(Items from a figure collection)
>> start

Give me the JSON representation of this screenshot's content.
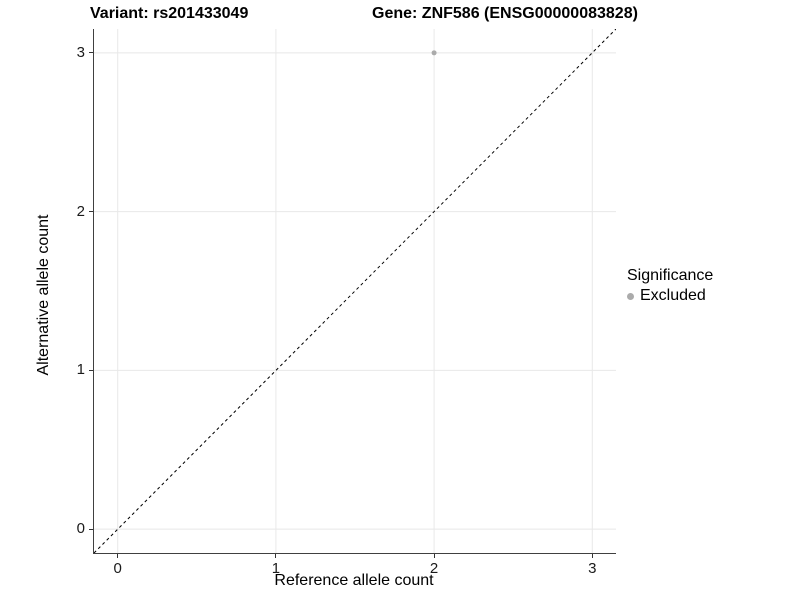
{
  "chart_data": {
    "type": "scatter",
    "title_left": "Variant: rs201433049",
    "title_right": "Gene: ZNF586 (ENSG00000083828)",
    "xlabel": "Reference allele count",
    "ylabel": "Alternative allele count",
    "xlim": [
      -0.15,
      3.15
    ],
    "ylim": [
      -0.15,
      3.15
    ],
    "xticks": [
      0,
      1,
      2,
      3
    ],
    "yticks": [
      0,
      1,
      2,
      3
    ],
    "grid": true,
    "legend_position": "right",
    "points": [
      {
        "x": 2,
        "y": 3,
        "series": "Excluded"
      }
    ],
    "reference_line": {
      "type": "identity",
      "style": "dashed",
      "from": [
        -0.15,
        -0.15
      ],
      "to": [
        3.15,
        3.15
      ]
    },
    "legend": {
      "title": "Significance",
      "entries": [
        {
          "label": "Excluded",
          "color": "#ababab"
        }
      ]
    },
    "colors": {
      "grid": "#e8e8e8",
      "axis": "#404040",
      "tick": "#333333",
      "point": "#ababab",
      "reference_line": "#000000",
      "background": "#ffffff"
    },
    "point_radius": 2.5
  }
}
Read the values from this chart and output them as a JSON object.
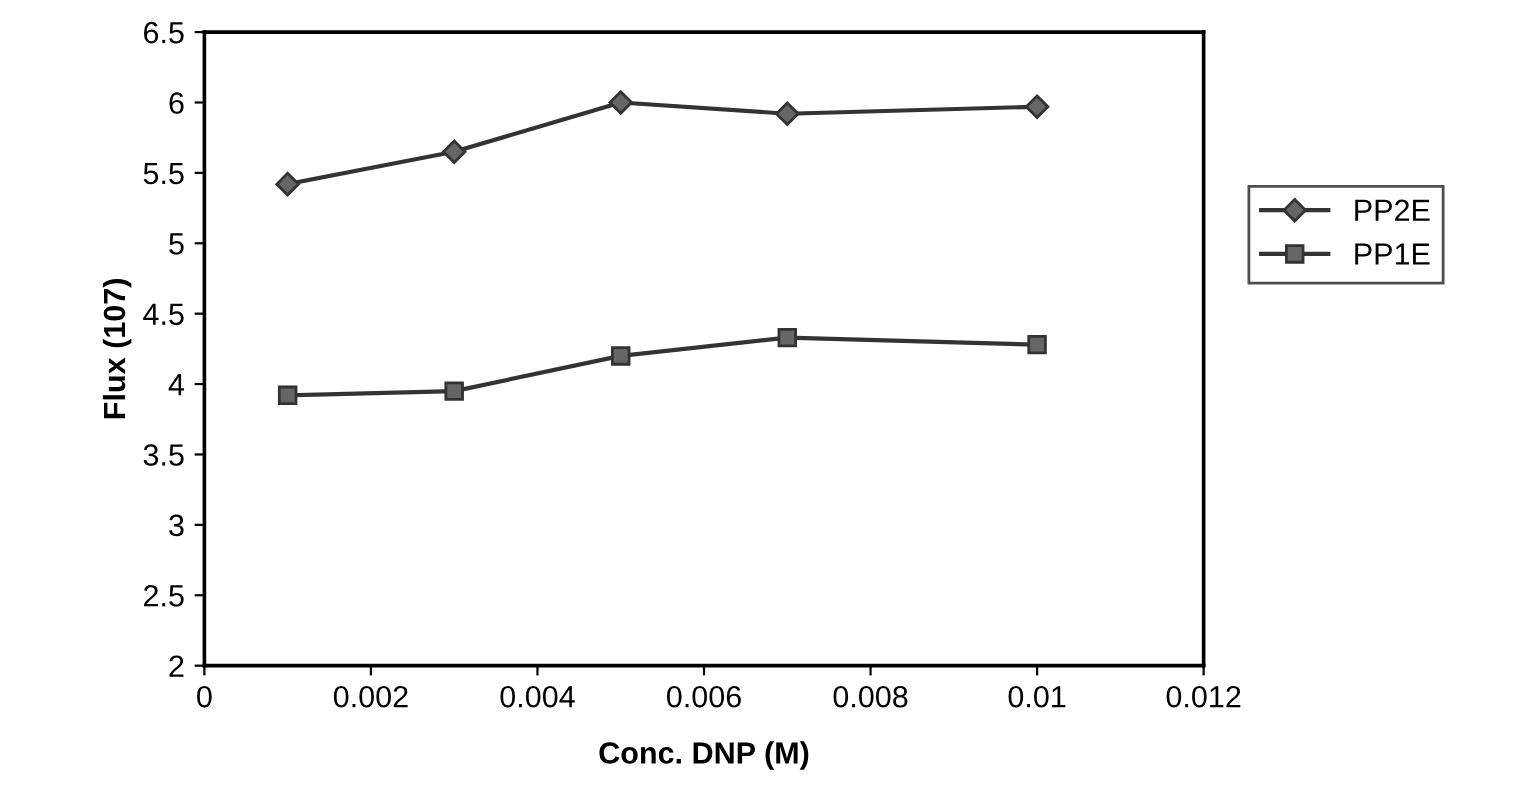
{
  "chart_data": {
    "type": "line",
    "xlabel": "Conc. DNP (M)",
    "ylabel": "Flux (107)",
    "xlim": [
      0,
      0.012
    ],
    "xticks": [
      0,
      0.002,
      0.004,
      0.006,
      0.008,
      0.01,
      0.012
    ],
    "ylim": [
      2,
      6.5
    ],
    "yticks": [
      2,
      2.5,
      3,
      3.5,
      4,
      4.5,
      5,
      5.5,
      6,
      6.5
    ],
    "x": [
      0.001,
      0.003,
      0.005,
      0.007,
      0.01
    ],
    "series": [
      {
        "name": "PP2E",
        "color": "#333333",
        "marker": "diamond",
        "values": [
          5.42,
          5.65,
          6.0,
          5.92,
          5.97
        ]
      },
      {
        "name": "PP1E",
        "color": "#333333",
        "marker": "square",
        "values": [
          3.92,
          3.95,
          4.2,
          4.33,
          4.28
        ]
      }
    ],
    "legend": "right",
    "grid": false,
    "line_style": "solid"
  }
}
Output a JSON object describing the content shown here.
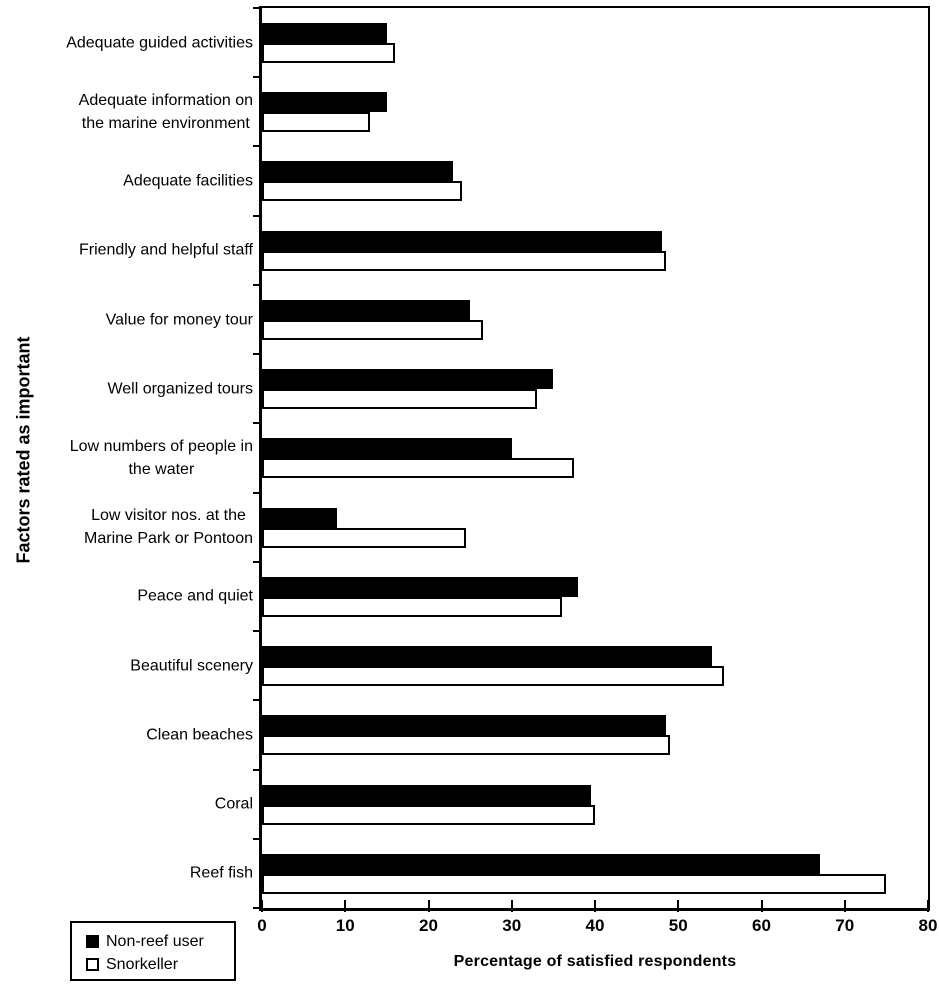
{
  "chart_data": {
    "type": "bar",
    "orientation": "horizontal",
    "title": "",
    "xlabel": "Percentage of satisfied respondents",
    "ylabel": "Factors rated as important",
    "xlim": [
      0,
      80
    ],
    "xticks": [
      0,
      10,
      20,
      30,
      40,
      50,
      60,
      70,
      80
    ],
    "grid": false,
    "legend_position": "bottom-left",
    "categories": [
      "Adequate guided activities",
      "Adequate information on\nthe marine environment",
      "Adequate facilities",
      "Friendly and helpful staff",
      "Value for money tour",
      "Well organized tours",
      "Low numbers of people in\nthe water",
      "Low visitor nos. at the\nMarine Park or Pontoon",
      "Peace and quiet",
      "Beautiful scenery",
      "Clean beaches",
      "Coral",
      "Reef fish"
    ],
    "series": [
      {
        "name": "Non-reef user",
        "color": "#000000",
        "values": [
          15,
          15,
          23,
          48,
          25,
          35,
          30,
          9,
          38,
          54,
          48.5,
          39.5,
          67
        ]
      },
      {
        "name": "Snorkeller",
        "color": "#ffffff",
        "values": [
          16,
          13,
          24,
          48.5,
          26.5,
          33,
          37.5,
          24.5,
          36,
          55.5,
          49,
          40,
          75
        ]
      }
    ]
  }
}
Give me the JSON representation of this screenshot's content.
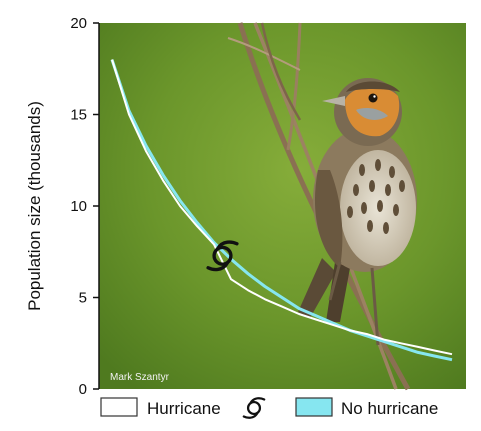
{
  "photo": {
    "credit": "Mark Szantyr",
    "background_color": "#6e9a2c"
  },
  "chart_data": {
    "type": "line",
    "title": "",
    "xlabel": "",
    "ylabel": "Population size (thousands)",
    "ylim": [
      0,
      20
    ],
    "yticks": [
      0,
      5,
      10,
      15,
      20
    ],
    "x": [
      0,
      1,
      2,
      3,
      4,
      5,
      6,
      7,
      8,
      9,
      10,
      11,
      12,
      13,
      14,
      15,
      16,
      17,
      18,
      19,
      20
    ],
    "series": [
      {
        "name": "Hurricane",
        "color": "#ffffff",
        "values": [
          18.0,
          15.0,
          13.0,
          11.4,
          10.0,
          8.9,
          7.9,
          6.0,
          5.4,
          4.9,
          4.5,
          4.1,
          3.8,
          3.5,
          3.2,
          3.0,
          2.7,
          2.5,
          2.3,
          2.1,
          1.9
        ]
      },
      {
        "name": "No hurricane",
        "color": "#86e6f0",
        "values": [
          18.0,
          15.2,
          13.3,
          11.7,
          10.3,
          9.1,
          8.0,
          7.1,
          6.3,
          5.6,
          5.0,
          4.4,
          4.0,
          3.6,
          3.2,
          2.9,
          2.6,
          2.3,
          2.0,
          1.8,
          1.6
        ]
      }
    ],
    "legend_position": "bottom",
    "hurricane_event_index": 7
  }
}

>> end

Without including any pictures, output all the entries above exactly.

Give me the JSON representation of this screenshot's content.
{
  "chart_data": {
    "type": "scatter",
    "title_left": "Variant: rs201433049",
    "title_right": "Gene: ZNF586 (ENSG00000083828)",
    "xlabel": "Reference allele count",
    "ylabel": "Alternative allele count",
    "xlim": [
      -0.15,
      3.15
    ],
    "ylim": [
      -0.15,
      3.15
    ],
    "xticks": [
      0,
      1,
      2,
      3
    ],
    "yticks": [
      0,
      1,
      2,
      3
    ],
    "grid": true,
    "legend_position": "right",
    "points": [
      {
        "x": 2,
        "y": 3,
        "series": "Excluded"
      }
    ],
    "reference_line": {
      "type": "identity",
      "style": "dashed",
      "from": [
        -0.15,
        -0.15
      ],
      "to": [
        3.15,
        3.15
      ]
    },
    "legend": {
      "title": "Significance",
      "entries": [
        {
          "label": "Excluded",
          "color": "#ababab"
        }
      ]
    },
    "colors": {
      "grid": "#e8e8e8",
      "axis": "#404040",
      "tick": "#333333",
      "point": "#ababab",
      "reference_line": "#000000",
      "background": "#ffffff"
    },
    "point_radius": 2.5
  }
}
Read the values from this chart and output them as a JSON object.
{
  "chart_data": {
    "type": "line",
    "xlabel": "Conc. DNP (M)",
    "ylabel": "Flux (107)",
    "xlim": [
      0,
      0.012
    ],
    "xticks": [
      0,
      0.002,
      0.004,
      0.006,
      0.008,
      0.01,
      0.012
    ],
    "ylim": [
      2,
      6.5
    ],
    "yticks": [
      2,
      2.5,
      3,
      3.5,
      4,
      4.5,
      5,
      5.5,
      6,
      6.5
    ],
    "x": [
      0.001,
      0.003,
      0.005,
      0.007,
      0.01
    ],
    "series": [
      {
        "name": "PP2E",
        "color": "#333333",
        "marker": "diamond",
        "values": [
          5.42,
          5.65,
          6.0,
          5.92,
          5.97
        ]
      },
      {
        "name": "PP1E",
        "color": "#333333",
        "marker": "square",
        "values": [
          3.92,
          3.95,
          4.2,
          4.33,
          4.28
        ]
      }
    ],
    "legend": "right",
    "grid": false,
    "line_style": "solid"
  }
}
Output a JSON object describing the content shown here.
{
  "chart_data": {
    "type": "bar",
    "orientation": "horizontal",
    "title": "",
    "xlabel": "Percentage of satisfied respondents",
    "ylabel": "Factors rated as important",
    "xlim": [
      0,
      80
    ],
    "xticks": [
      0,
      10,
      20,
      30,
      40,
      50,
      60,
      70,
      80
    ],
    "grid": false,
    "legend_position": "bottom-left",
    "categories": [
      "Adequate guided activities",
      "Adequate information on\nthe marine environment",
      "Adequate facilities",
      "Friendly and helpful staff",
      "Value for money tour",
      "Well organized tours",
      "Low numbers of people in\nthe water",
      "Low visitor nos. at the\nMarine Park or Pontoon",
      "Peace and quiet",
      "Beautiful scenery",
      "Clean beaches",
      "Coral",
      "Reef fish"
    ],
    "series": [
      {
        "name": "Non-reef user",
        "color": "#000000",
        "values": [
          15,
          15,
          23,
          48,
          25,
          35,
          30,
          9,
          38,
          54,
          48.5,
          39.5,
          67
        ]
      },
      {
        "name": "Snorkeller",
        "color": "#ffffff",
        "values": [
          16,
          13,
          24,
          48.5,
          26.5,
          33,
          37.5,
          24.5,
          36,
          55.5,
          49,
          40,
          75
        ]
      }
    ]
  }
}
Give me the JSON representation of this screenshot's content.
{
  "photo": {
    "credit": "Mark Szantyr",
    "background_color": "#6e9a2c"
  },
  "chart_data": {
    "type": "line",
    "title": "",
    "xlabel": "",
    "ylabel": "Population size (thousands)",
    "ylim": [
      0,
      20
    ],
    "yticks": [
      0,
      5,
      10,
      15,
      20
    ],
    "x": [
      0,
      1,
      2,
      3,
      4,
      5,
      6,
      7,
      8,
      9,
      10,
      11,
      12,
      13,
      14,
      15,
      16,
      17,
      18,
      19,
      20
    ],
    "series": [
      {
        "name": "Hurricane",
        "color": "#ffffff",
        "values": [
          18.0,
          15.0,
          13.0,
          11.4,
          10.0,
          8.9,
          7.9,
          6.0,
          5.4,
          4.9,
          4.5,
          4.1,
          3.8,
          3.5,
          3.2,
          3.0,
          2.7,
          2.5,
          2.3,
          2.1,
          1.9
        ]
      },
      {
        "name": "No hurricane",
        "color": "#86e6f0",
        "values": [
          18.0,
          15.2,
          13.3,
          11.7,
          10.3,
          9.1,
          8.0,
          7.1,
          6.3,
          5.6,
          5.0,
          4.4,
          4.0,
          3.6,
          3.2,
          2.9,
          2.6,
          2.3,
          2.0,
          1.8,
          1.6
        ]
      }
    ],
    "legend_position": "bottom",
    "hurricane_event_index": 7
  }
}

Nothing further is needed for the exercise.